Records for processing ->
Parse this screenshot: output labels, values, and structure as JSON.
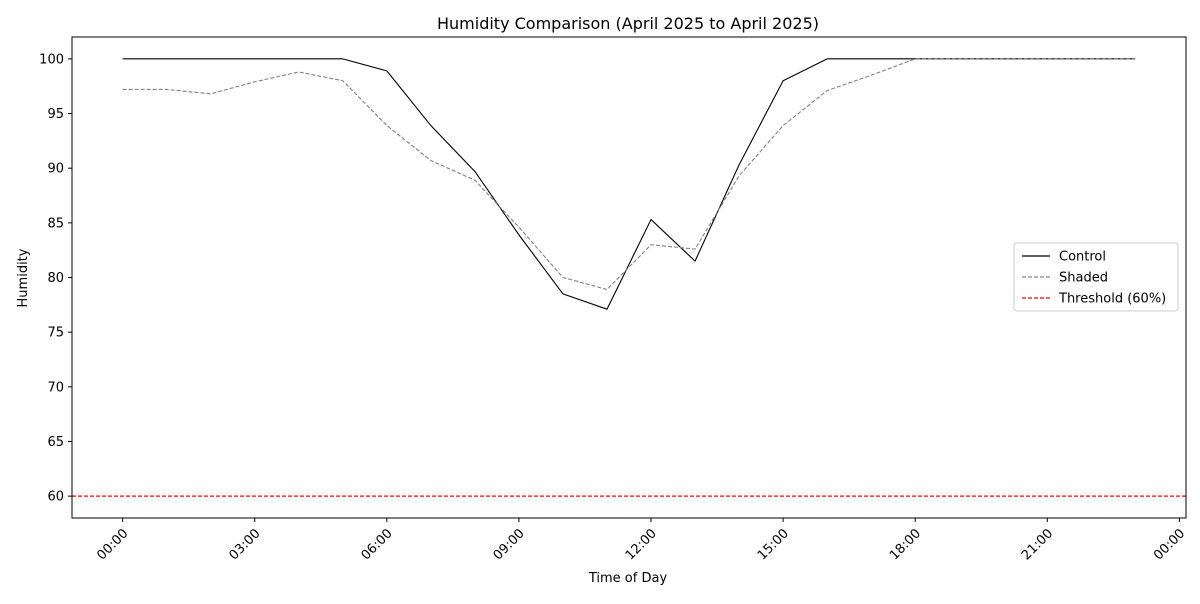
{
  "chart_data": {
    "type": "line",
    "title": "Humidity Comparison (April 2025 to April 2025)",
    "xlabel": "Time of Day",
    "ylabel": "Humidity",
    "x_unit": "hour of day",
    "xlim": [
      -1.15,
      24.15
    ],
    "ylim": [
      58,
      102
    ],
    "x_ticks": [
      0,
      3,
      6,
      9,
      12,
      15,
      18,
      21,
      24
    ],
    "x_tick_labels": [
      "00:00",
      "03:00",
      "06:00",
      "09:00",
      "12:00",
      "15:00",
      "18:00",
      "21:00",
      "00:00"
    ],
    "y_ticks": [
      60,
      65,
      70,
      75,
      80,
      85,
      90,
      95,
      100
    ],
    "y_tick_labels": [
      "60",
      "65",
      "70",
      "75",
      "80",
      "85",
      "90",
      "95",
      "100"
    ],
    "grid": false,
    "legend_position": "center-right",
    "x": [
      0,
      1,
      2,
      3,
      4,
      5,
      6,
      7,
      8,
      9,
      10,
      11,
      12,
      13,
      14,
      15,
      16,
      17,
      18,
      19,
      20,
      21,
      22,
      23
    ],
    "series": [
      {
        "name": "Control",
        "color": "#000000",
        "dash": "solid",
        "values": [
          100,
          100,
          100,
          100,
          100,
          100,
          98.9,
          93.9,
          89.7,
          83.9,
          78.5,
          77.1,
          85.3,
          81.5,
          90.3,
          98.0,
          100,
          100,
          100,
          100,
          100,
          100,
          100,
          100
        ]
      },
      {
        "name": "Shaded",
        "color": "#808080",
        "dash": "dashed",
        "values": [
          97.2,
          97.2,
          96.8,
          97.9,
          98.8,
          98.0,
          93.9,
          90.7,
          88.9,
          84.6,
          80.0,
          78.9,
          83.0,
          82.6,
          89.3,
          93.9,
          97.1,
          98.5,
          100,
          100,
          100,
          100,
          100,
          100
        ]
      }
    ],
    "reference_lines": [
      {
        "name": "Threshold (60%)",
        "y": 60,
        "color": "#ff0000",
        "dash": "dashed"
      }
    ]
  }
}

To do -> Locate all lines in the listing above with the word "Humidity". Copy them.

Output below ->
    "title": "Humidity Comparison (April 2025 to April 2025)",
    "ylabel": "Humidity",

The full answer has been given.